## Instructions to follow
In the excerpt on Deep-Brain Stimulation, where is the pacemaker implanted?

The same energy current is used to destroy a small area in the thalamus. This procedure is useful in controlling tremor, rigidity, and peak dose dyskinesia.
- Deep-Brain Stimulation (DBS)
An electrode is implanted in the desired area of the brain (globus pallidus, thalamus, or subthalamic nucleus) and then connected to a pacemaker implanted under the skin below the collarbone (Fig. 5). The pacemaker sends electrical signals to regulate activity. Thalamic stimulation controls tremor; globus pallidus or subthalamic nucleus stimulation controls slowness of movement.

## Dataset excerpts

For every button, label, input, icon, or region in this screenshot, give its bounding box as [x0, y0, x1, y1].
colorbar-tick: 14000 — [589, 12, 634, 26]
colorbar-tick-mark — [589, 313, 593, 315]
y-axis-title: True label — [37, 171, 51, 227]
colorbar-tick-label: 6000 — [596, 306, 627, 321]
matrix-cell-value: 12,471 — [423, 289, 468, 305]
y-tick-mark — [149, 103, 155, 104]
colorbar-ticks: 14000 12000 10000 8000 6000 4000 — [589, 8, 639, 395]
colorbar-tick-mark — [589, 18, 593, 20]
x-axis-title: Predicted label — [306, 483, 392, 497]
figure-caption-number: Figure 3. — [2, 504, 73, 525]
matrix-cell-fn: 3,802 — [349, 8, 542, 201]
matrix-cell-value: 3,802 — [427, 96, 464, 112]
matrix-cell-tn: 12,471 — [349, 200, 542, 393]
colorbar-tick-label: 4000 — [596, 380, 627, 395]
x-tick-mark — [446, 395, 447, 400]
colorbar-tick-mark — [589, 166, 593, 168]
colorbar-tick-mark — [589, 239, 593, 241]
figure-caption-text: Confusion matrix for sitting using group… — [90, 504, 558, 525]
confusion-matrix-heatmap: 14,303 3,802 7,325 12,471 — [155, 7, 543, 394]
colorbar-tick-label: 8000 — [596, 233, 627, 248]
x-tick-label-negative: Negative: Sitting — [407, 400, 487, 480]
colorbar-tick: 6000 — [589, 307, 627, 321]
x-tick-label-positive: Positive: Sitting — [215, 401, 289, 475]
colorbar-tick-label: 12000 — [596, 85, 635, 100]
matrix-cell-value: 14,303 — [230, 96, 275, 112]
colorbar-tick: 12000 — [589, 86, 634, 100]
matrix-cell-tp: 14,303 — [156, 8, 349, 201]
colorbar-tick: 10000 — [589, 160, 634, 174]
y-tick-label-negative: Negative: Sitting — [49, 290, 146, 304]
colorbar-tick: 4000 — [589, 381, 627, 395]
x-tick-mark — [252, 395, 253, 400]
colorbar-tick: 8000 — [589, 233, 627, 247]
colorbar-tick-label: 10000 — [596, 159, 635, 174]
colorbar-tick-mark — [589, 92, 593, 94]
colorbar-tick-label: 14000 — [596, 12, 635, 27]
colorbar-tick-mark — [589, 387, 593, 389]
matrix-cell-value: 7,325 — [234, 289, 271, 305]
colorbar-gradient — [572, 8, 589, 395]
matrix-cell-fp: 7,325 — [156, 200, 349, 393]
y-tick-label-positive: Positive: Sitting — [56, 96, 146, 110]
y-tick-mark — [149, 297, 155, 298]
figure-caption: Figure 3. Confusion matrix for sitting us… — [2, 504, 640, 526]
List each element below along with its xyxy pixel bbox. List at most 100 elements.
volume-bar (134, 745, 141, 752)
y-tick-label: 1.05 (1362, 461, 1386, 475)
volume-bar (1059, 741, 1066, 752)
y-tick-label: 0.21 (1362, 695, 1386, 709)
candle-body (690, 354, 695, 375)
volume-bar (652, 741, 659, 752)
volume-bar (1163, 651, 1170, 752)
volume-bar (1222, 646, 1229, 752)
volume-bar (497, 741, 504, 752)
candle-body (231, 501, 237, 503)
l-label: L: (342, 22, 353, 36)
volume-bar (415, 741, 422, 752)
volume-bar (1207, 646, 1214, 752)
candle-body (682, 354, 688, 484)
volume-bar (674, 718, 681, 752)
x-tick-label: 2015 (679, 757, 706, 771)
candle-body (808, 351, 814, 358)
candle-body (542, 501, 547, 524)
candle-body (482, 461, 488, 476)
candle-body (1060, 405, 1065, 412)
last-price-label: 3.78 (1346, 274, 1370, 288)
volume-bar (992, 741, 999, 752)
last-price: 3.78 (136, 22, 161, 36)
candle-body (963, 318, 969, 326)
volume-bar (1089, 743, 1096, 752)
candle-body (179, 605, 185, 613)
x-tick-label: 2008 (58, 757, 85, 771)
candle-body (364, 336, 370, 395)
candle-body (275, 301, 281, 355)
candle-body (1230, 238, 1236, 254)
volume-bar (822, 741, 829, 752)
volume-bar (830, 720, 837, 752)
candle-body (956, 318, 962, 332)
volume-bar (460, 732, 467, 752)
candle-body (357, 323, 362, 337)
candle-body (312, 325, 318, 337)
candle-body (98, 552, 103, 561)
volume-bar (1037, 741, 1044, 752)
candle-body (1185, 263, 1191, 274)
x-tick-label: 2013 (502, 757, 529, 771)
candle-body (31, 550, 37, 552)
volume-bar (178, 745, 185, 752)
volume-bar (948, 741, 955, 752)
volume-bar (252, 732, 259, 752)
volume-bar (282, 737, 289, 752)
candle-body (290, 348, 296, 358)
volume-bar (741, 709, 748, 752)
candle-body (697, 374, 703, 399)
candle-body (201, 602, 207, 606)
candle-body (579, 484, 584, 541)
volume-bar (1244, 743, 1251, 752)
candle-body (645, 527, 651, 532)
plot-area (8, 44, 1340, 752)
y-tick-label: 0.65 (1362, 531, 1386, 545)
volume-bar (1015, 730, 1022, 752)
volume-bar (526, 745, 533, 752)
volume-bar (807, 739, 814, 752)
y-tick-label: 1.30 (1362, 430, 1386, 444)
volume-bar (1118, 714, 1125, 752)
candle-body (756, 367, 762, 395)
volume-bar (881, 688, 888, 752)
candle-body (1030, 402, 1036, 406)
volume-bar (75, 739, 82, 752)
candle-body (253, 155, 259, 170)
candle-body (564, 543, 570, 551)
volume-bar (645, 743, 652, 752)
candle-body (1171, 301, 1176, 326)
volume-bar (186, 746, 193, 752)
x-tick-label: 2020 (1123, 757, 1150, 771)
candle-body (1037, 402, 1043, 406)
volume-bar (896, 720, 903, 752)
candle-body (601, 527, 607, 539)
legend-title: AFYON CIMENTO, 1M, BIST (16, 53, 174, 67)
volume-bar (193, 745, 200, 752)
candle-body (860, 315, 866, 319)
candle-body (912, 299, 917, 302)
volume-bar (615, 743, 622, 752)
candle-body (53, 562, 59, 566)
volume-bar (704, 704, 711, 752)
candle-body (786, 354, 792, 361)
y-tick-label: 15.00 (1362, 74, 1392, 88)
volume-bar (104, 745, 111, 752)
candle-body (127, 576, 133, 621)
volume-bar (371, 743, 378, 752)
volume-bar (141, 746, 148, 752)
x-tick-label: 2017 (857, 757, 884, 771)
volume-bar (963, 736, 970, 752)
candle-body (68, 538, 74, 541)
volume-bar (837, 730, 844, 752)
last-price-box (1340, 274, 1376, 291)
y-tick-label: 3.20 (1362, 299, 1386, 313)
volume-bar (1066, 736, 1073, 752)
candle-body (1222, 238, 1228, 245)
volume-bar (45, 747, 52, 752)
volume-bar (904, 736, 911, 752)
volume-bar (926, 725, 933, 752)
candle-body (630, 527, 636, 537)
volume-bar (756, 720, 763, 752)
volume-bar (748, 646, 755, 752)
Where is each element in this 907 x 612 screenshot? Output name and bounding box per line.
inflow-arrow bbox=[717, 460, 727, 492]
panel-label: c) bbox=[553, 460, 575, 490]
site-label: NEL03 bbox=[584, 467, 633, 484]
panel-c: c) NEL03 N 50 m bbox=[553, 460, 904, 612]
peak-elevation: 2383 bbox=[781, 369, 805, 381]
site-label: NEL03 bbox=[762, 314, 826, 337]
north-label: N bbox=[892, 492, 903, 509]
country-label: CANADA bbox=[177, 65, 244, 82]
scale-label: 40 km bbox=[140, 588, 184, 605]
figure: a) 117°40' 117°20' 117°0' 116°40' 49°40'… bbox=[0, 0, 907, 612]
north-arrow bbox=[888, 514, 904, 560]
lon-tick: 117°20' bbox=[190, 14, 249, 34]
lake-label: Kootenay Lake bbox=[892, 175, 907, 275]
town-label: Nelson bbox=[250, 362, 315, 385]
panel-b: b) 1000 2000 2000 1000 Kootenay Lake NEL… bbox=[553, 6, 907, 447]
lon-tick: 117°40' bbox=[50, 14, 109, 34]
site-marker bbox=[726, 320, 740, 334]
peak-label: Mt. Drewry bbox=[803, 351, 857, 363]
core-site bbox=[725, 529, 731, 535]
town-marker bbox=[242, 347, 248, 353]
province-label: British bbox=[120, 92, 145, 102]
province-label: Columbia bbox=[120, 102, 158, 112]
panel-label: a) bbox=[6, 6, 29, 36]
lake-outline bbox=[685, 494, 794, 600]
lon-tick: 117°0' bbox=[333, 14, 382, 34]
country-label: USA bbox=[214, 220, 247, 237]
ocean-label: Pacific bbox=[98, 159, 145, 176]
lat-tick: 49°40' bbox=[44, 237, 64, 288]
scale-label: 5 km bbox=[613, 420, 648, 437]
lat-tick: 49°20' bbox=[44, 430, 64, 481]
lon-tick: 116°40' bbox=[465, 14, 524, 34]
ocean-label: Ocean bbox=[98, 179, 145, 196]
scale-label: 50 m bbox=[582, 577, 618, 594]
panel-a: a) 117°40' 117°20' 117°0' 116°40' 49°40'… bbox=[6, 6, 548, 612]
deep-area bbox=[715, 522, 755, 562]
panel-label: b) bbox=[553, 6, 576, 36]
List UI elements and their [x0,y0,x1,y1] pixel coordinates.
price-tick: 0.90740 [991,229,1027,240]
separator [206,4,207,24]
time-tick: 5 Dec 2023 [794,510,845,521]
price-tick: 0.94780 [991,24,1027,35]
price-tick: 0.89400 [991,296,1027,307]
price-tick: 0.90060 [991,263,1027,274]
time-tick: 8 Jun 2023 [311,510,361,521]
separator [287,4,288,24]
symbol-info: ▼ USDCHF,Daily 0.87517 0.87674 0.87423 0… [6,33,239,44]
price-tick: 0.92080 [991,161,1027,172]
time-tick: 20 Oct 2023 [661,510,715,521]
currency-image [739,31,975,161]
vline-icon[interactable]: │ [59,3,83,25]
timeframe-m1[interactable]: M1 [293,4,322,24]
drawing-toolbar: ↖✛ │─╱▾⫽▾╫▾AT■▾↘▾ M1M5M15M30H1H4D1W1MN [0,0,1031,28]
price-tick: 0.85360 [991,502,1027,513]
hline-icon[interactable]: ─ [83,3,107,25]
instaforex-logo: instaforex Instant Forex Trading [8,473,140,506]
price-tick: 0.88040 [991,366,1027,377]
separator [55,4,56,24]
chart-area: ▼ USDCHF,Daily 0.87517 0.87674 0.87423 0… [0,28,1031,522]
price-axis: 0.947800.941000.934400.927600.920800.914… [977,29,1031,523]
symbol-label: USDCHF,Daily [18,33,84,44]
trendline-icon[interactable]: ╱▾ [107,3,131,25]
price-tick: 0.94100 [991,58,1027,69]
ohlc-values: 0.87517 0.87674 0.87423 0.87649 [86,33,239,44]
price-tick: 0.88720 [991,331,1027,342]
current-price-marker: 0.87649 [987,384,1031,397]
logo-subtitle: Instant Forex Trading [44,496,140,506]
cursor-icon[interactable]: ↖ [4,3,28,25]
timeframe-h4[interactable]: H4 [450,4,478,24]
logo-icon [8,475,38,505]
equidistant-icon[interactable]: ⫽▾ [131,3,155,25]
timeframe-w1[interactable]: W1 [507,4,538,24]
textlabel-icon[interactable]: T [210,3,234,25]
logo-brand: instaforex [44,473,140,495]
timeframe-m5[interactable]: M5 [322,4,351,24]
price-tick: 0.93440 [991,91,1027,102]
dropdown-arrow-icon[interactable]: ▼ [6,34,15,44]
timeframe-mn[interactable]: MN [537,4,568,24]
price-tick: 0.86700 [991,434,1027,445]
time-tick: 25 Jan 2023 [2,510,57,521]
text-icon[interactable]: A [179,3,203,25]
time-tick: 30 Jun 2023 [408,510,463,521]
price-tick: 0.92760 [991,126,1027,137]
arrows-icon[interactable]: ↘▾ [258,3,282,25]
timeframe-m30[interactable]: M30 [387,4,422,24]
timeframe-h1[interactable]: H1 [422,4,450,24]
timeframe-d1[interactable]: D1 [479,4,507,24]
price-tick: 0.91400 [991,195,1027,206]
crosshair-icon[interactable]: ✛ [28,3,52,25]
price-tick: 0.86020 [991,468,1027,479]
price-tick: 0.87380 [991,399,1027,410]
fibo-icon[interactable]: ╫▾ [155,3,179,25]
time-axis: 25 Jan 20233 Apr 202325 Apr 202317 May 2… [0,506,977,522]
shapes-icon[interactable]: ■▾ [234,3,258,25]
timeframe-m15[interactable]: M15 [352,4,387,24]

## Written response
Under the skin below the collarbone.